* _Exercise inputs_:
#####
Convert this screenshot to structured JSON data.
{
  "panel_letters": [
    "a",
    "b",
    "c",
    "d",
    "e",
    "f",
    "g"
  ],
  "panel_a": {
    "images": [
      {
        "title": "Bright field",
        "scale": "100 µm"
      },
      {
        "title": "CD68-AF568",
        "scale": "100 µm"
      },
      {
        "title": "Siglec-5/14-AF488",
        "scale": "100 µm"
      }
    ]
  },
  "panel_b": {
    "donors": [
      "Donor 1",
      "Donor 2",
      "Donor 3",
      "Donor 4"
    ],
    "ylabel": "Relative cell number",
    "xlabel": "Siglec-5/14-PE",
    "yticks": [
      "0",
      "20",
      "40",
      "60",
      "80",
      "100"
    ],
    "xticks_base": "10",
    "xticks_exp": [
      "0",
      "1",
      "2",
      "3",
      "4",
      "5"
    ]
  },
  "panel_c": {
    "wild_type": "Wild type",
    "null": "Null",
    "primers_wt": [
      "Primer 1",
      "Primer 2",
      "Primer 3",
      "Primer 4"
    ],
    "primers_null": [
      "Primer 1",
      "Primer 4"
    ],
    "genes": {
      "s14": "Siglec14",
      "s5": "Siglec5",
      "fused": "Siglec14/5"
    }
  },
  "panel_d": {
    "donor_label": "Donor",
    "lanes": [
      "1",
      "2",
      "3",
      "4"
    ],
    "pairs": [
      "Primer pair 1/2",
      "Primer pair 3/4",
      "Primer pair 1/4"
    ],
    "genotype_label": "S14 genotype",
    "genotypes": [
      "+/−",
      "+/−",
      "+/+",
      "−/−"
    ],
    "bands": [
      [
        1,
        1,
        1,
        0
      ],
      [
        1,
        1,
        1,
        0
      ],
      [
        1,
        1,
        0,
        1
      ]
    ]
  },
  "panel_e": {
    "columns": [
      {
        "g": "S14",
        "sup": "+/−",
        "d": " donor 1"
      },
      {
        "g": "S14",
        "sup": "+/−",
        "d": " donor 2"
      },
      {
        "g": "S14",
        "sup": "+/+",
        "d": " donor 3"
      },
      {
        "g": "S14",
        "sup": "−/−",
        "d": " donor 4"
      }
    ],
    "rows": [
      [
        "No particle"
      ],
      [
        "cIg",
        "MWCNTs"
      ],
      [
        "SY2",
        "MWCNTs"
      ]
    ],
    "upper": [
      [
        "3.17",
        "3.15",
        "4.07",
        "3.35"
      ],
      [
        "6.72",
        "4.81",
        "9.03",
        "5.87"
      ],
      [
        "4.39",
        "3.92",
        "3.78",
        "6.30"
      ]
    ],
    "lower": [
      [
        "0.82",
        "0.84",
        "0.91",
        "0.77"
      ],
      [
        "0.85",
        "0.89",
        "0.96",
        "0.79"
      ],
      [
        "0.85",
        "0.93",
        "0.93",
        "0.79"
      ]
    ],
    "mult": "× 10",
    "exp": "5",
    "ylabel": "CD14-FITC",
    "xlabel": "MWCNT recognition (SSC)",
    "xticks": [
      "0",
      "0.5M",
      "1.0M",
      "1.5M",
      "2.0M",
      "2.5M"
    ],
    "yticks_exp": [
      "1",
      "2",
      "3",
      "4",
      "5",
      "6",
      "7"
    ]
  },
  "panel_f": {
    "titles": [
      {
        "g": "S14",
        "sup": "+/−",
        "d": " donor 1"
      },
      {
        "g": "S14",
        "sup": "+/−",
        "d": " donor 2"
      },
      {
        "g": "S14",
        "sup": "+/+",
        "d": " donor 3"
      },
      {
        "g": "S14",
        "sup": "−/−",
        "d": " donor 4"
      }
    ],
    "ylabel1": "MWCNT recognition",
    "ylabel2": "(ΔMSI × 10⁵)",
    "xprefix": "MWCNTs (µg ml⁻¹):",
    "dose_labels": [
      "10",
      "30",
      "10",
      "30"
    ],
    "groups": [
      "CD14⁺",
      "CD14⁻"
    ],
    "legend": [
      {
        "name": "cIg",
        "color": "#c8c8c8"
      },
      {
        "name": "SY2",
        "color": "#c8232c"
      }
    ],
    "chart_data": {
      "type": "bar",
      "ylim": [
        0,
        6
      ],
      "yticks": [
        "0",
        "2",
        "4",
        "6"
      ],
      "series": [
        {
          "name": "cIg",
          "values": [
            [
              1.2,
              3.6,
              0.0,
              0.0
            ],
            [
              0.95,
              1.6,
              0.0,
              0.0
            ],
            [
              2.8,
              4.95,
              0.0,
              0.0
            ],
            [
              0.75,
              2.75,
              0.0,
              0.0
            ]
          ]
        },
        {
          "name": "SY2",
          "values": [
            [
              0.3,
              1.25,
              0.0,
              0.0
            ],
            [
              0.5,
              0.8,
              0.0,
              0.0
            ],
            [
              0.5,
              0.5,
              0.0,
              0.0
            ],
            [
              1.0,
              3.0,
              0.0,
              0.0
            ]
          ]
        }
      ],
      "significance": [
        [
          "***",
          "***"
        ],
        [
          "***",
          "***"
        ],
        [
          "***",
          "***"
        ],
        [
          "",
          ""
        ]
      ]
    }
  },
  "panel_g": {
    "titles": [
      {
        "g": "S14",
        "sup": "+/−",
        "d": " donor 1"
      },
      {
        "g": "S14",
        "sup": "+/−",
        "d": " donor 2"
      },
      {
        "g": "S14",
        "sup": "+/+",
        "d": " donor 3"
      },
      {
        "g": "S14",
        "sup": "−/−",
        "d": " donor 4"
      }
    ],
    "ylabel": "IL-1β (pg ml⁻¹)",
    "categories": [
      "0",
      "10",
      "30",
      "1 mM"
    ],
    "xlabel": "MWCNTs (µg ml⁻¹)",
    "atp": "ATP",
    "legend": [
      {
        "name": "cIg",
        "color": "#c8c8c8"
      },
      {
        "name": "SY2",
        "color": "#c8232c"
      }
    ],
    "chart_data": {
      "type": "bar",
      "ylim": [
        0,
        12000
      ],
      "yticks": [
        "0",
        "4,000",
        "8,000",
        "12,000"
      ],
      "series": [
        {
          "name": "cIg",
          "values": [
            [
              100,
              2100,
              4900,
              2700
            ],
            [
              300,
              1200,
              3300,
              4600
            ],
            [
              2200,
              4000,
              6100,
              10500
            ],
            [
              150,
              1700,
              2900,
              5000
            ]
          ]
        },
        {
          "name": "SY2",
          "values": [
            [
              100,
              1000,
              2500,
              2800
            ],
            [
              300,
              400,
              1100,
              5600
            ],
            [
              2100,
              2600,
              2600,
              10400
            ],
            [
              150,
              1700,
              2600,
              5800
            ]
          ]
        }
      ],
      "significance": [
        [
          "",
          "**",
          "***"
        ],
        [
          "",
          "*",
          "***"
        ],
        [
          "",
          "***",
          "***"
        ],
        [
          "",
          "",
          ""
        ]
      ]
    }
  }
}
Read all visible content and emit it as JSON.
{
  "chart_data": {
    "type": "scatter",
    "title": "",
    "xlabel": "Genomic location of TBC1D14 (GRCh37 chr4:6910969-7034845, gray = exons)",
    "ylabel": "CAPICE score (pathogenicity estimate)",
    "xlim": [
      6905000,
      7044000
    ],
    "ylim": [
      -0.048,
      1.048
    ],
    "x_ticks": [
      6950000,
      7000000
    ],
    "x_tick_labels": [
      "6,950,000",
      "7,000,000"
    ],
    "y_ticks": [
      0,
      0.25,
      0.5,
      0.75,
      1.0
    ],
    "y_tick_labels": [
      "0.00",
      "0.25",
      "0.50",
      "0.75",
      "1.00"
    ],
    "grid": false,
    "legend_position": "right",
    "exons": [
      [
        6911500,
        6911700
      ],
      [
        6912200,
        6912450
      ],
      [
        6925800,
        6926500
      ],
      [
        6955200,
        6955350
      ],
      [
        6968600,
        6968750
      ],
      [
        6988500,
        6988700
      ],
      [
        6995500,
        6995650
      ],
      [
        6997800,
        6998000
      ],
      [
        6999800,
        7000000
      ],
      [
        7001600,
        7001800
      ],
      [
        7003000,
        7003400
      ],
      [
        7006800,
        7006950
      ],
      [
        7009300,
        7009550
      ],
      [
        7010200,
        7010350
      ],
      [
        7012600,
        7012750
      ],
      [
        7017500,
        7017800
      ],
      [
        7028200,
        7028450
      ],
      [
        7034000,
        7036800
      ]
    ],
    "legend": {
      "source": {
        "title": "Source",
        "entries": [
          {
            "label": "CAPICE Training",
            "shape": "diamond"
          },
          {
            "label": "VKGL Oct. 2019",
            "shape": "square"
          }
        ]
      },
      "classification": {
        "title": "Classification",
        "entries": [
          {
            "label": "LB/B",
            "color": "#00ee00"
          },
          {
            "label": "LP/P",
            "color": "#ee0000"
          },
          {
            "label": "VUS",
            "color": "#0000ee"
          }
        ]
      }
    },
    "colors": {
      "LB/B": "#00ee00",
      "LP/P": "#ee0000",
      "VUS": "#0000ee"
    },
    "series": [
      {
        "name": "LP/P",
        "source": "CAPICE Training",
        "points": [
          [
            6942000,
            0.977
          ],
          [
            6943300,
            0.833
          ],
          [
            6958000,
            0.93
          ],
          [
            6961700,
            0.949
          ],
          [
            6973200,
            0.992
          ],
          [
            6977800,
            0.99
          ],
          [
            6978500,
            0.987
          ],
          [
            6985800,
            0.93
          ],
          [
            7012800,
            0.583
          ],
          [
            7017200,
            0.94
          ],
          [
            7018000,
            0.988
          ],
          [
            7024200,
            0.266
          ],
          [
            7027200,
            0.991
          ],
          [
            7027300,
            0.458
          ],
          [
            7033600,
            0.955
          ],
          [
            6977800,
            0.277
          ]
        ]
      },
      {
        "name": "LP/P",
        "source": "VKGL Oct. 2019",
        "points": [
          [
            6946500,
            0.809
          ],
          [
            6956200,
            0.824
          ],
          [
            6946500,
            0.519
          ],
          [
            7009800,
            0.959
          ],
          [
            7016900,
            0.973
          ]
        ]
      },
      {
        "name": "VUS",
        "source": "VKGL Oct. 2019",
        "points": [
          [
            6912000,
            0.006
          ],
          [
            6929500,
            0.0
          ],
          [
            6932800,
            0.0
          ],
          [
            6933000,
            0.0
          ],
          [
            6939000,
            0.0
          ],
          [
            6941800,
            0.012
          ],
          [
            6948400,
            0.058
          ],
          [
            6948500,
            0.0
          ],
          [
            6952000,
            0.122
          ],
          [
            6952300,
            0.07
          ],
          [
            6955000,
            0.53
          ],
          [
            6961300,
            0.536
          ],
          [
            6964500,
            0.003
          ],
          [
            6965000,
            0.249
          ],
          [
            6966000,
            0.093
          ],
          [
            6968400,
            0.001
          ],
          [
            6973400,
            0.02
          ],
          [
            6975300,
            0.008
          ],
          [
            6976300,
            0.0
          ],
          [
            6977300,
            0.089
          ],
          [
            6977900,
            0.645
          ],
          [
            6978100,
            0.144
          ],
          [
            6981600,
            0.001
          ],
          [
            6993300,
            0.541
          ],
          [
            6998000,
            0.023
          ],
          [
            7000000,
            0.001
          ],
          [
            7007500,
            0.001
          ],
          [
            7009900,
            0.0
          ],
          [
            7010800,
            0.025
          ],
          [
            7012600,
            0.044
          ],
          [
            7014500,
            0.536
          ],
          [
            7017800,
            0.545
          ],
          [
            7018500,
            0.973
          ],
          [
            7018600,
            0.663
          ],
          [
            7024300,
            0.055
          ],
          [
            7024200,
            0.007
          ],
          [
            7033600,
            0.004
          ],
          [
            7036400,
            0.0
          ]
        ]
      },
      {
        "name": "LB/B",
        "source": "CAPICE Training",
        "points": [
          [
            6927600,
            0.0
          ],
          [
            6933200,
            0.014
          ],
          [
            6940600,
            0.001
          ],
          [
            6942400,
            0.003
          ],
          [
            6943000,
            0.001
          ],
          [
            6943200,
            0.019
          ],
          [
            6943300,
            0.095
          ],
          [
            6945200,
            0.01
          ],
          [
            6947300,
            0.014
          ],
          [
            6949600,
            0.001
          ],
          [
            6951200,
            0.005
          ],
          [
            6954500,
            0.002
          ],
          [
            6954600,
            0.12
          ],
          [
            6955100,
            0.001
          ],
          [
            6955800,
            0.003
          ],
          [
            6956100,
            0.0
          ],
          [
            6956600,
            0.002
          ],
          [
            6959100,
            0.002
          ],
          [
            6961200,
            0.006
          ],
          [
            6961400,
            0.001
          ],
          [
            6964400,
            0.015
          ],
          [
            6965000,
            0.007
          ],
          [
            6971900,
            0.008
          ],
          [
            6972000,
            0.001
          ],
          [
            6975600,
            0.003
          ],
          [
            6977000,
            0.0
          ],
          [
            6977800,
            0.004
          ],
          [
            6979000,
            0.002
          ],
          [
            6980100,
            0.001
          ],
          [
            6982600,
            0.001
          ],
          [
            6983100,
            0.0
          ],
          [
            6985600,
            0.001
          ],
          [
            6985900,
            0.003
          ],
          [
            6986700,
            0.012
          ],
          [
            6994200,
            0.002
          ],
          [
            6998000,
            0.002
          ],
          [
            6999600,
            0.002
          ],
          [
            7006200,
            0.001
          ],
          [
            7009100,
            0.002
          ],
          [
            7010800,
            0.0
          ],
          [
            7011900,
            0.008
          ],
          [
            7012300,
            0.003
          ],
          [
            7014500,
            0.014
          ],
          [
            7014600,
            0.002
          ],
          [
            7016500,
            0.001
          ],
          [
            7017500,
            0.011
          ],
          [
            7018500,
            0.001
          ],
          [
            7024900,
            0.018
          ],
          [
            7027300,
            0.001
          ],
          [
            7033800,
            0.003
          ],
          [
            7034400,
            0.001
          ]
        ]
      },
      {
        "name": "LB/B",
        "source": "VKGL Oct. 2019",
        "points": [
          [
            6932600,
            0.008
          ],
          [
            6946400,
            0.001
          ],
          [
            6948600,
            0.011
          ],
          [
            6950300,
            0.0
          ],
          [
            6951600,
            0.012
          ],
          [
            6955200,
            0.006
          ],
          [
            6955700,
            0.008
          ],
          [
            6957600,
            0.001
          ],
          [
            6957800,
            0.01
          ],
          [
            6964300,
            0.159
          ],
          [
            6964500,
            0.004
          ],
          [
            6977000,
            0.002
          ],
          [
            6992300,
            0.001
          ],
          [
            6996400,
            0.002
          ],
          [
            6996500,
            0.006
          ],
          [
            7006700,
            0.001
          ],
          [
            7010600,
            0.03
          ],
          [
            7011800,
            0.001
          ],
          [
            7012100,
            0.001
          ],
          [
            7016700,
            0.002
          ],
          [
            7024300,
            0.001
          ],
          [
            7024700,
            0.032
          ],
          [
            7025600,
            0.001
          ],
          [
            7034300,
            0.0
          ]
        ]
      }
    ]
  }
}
#####
* _What the task requires_: What is needed is each line of the entries that contains the word "recognition".

* _Response to this task_:
    "xlabel": "MWCNT recognition (SSC)",
    "ylabel1": "MWCNT recognition",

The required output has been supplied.